私は夢見がちな子どもだった
言語障害を疑われるほど言葉を発するのが遅く、風邪をひけば高熱を出して寝込み、医者からは転地療養を勧められるほど体が弱く、幼稚園は規定の半分ほどの日数しか通っていない。
必然的に友だちもできず、遊ぶ場所は家の中。相手をしてくれるのは絵本のみ。それでも空想の中にいれば、それだけで私の小さな世界は穏やかに過ぎていった。
小学生になると一転、風邪ひとつひかない子どもに。友だちもでき、帰りのチャイムが鳴るまで外で遊んでいる子どもになった。でもやはり読書は続けていた。
中学ではお決まりの受験戦争に突入。学級委員、部活の部長、生徒会副会長を「受験に有利だから」と塾の先生に言われて、逆らうことを知らなかった私はやりたくもないのにやったりして。そんな毎日でも隙間で本が読めればそれで生きていかれた。
高校から大学はエスカレーター式だったから大学受験もせずに部活、バイト、サークル、飲みに行ったり、遊びに行ったり、それなりに楽しかった。それに反比例するかのように読書の時間は無くなって行ったけど。
その後は就職、結婚、子育ての毎日。仕事まで始めて、本を読んでいる時間なんて無くなってた。
何かが足りない…でもその思いは日々の忙しさの中で隅っこに追いやられていった。
仕事にも慣れ、子育てもひと段落した時、何かが足りないことを思い出す。YouTube大学を見始め、progressに入会した私はまた読書をし始めた。
でも…まだ何か忘れている…
・・・・・・・・・・・・・・・・・・・・・・・・・・・・・・・・・・・・・・
この夏、2年遅れで2020年に放送されていたドラマにハマることになる。いわゆるBL系作品なのだが、映像の美しさ、storyの出来の良さ、キャラクターの魅力にジャンルを超えてのめりこんだ。
普段ならどんなドラマをみているなど、誰にも言わないのだがこれだけはどうしても誰かに話したくなった。でも…誰に?BL系は敬遠する人も多いから…
そんな時、一人の女性の姿が思い浮かんだ
彼女ならもしかしたら…
彼女の独特な世界観や言葉遣いに一縷の望みをかけて…
progressではあまり推奨されていないDMをした。

短い課題
本文を「必然的に友だちもできず、遊ぶ」を含む語句から始め、「何かが足りない…でもその思いは日々の忙しさの中で隅っこに追いやられていった。」のあとで止めて示し、その際「塾の先生」を「担任の先生」に書き換えてください。 この資料は本文とは別の出典から取られたものです。

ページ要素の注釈
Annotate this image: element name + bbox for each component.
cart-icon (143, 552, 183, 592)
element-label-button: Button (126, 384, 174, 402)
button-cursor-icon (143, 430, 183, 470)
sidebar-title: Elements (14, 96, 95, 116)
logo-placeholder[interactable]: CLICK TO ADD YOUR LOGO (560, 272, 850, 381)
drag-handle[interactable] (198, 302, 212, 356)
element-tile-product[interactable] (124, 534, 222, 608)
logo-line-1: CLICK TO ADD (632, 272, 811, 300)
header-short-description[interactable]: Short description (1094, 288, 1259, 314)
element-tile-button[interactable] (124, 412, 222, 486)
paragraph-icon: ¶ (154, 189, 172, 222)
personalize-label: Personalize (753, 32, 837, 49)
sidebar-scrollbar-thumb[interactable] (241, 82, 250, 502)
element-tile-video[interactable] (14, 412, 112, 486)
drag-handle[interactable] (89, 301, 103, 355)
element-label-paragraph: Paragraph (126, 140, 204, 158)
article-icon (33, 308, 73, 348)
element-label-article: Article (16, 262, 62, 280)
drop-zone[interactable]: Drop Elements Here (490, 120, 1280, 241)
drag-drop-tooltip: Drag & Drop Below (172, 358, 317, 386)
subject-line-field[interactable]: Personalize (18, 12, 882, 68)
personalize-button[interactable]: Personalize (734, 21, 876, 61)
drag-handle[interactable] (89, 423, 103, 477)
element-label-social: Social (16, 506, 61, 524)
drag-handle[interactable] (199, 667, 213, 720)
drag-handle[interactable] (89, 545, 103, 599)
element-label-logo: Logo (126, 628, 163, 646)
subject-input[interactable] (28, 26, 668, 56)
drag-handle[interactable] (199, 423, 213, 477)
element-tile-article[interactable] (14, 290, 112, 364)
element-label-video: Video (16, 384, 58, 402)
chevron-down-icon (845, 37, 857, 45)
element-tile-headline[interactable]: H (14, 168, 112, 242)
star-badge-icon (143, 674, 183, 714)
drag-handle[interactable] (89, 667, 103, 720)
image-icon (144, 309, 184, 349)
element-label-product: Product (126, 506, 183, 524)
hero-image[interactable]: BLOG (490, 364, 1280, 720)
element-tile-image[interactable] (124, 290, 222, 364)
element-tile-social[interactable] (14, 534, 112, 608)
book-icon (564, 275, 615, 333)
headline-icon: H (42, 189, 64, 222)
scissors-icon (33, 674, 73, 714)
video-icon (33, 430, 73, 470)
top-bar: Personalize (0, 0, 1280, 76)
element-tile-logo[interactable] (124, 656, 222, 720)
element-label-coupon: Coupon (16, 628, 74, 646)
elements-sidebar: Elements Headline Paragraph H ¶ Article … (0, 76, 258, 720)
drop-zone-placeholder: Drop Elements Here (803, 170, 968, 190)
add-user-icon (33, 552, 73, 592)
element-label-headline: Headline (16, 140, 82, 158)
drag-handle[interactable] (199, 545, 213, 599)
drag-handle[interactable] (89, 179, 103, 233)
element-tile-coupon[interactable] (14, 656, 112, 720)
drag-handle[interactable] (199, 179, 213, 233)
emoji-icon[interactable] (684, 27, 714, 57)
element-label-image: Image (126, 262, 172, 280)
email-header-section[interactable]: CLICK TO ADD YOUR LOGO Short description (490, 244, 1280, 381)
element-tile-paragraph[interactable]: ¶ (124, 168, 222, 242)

==

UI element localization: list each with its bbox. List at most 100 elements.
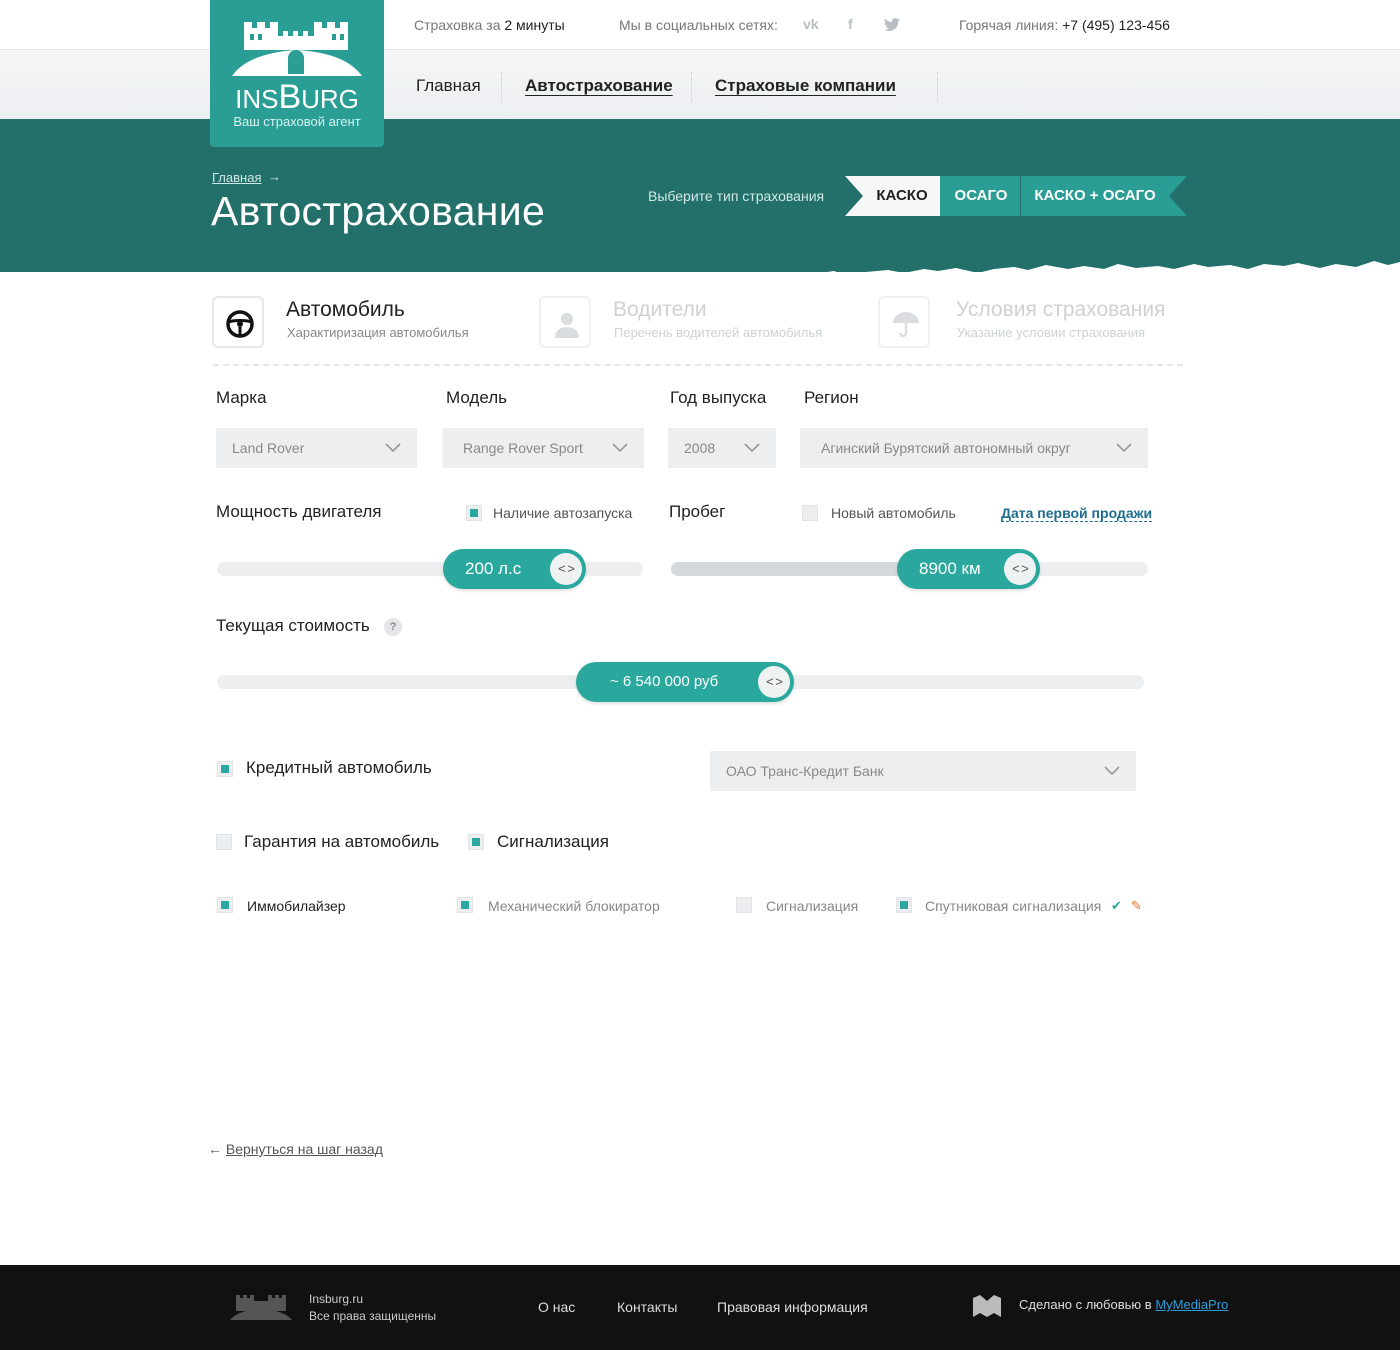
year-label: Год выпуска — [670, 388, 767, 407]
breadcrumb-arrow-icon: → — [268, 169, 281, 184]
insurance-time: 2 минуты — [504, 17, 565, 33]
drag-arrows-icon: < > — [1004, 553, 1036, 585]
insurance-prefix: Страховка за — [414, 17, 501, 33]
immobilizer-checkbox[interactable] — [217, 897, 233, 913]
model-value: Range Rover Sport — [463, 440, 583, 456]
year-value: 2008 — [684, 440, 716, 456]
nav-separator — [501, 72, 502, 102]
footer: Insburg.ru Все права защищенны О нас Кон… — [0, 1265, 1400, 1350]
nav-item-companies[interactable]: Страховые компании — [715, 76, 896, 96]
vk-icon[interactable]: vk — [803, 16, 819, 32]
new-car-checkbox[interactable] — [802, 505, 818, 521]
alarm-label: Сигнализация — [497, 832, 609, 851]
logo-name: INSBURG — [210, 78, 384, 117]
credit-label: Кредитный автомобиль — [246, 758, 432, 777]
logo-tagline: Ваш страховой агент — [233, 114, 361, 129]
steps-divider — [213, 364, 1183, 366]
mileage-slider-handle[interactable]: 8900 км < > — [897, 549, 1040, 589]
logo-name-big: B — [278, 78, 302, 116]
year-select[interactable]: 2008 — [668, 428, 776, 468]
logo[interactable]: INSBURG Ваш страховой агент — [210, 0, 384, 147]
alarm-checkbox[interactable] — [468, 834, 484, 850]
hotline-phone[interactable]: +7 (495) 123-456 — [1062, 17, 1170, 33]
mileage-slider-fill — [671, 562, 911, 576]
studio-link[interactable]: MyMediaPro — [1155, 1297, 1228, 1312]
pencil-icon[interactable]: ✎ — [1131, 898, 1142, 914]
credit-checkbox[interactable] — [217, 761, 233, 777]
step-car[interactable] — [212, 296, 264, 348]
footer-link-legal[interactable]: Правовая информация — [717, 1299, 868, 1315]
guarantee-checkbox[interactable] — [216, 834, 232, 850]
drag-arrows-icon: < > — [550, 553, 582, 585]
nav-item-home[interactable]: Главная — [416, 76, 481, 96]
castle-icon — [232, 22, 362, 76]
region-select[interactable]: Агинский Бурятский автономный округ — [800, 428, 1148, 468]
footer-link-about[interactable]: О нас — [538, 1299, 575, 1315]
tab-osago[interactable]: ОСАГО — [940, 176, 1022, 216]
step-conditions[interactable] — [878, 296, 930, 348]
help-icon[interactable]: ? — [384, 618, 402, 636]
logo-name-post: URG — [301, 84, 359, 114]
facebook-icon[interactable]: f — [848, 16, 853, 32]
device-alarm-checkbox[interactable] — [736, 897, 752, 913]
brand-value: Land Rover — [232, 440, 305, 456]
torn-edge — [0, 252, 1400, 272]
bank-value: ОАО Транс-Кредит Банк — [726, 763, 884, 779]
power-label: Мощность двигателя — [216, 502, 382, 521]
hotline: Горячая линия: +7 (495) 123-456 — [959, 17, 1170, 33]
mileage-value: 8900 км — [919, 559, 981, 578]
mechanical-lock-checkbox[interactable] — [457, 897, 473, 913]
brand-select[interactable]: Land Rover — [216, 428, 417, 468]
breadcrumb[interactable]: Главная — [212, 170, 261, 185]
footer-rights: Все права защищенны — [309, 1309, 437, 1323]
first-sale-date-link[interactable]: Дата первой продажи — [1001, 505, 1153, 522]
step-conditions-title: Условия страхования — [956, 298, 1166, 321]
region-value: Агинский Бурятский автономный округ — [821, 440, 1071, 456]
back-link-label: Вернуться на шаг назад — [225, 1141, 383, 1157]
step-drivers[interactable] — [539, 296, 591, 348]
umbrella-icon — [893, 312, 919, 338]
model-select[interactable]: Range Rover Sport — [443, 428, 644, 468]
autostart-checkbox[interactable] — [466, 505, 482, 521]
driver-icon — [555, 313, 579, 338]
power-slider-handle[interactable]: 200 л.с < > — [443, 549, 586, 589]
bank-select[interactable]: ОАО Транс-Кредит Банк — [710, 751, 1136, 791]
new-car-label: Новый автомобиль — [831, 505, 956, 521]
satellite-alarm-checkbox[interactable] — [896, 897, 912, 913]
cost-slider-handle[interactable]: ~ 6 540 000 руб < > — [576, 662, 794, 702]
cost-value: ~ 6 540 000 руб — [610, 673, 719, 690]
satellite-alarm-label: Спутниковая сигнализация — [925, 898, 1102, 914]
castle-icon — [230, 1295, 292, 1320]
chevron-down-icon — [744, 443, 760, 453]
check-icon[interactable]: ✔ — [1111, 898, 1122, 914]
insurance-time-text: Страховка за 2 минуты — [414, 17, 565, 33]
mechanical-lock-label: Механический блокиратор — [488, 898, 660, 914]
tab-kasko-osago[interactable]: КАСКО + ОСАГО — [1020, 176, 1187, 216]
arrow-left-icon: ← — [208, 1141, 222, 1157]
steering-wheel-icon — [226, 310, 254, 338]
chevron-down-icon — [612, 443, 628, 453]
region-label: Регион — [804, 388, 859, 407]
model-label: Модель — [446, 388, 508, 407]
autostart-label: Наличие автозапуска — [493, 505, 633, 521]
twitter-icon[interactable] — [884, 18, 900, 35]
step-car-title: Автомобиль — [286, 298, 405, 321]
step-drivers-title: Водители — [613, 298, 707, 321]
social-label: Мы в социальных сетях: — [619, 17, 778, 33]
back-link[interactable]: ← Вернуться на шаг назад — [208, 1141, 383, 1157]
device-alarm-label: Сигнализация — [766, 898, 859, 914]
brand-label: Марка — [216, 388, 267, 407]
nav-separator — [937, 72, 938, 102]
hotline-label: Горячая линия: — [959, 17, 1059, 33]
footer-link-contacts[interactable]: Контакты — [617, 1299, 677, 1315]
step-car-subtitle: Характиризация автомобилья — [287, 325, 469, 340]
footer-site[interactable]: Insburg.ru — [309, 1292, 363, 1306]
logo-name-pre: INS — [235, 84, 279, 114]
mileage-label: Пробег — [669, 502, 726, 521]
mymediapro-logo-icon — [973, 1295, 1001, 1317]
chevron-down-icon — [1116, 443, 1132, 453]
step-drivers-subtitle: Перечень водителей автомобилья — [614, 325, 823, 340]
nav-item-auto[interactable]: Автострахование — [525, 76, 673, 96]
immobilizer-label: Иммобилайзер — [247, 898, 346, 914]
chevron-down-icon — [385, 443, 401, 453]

課題の解答
必然的に友だちもできず、遊ぶ場所は家の中。相手をしてくれるのは絵本のみ。それでも空想の中にいれば、それだけで私の小さな世界は穏やかに過ぎていった。
小学生になると一転、風邪ひとつひかない子どもに。友だちもでき、帰りのチャイムが鳴るまで外で遊んでいる子どもになった。でもやはり読書は続けていた。
中学ではお決まりの受験戦争に突入。学級委員、部活の部長、生徒会副会長を「受験に有利だから」と担任の先生に言われて、逆らうことを知らなかった私はやりたくもないのにやったりして。そんな毎日でも隙間で本が読めればそれで生きていかれた。
高校から大学はエスカレーター式だったから大学受験もせずに部活、バイト、サークル、飲みに行ったり、遊びに行ったり、それなりに楽しかった。それに反比例するかのように読書の時間は無くなって行ったけど。
その後は就職、結婚、子育ての毎日。仕事まで始めて、本を読んでいる時間なんて無くなってた。
何かが足りない…でもその思いは日々の忙しさの中で隅っこに追いやられていった。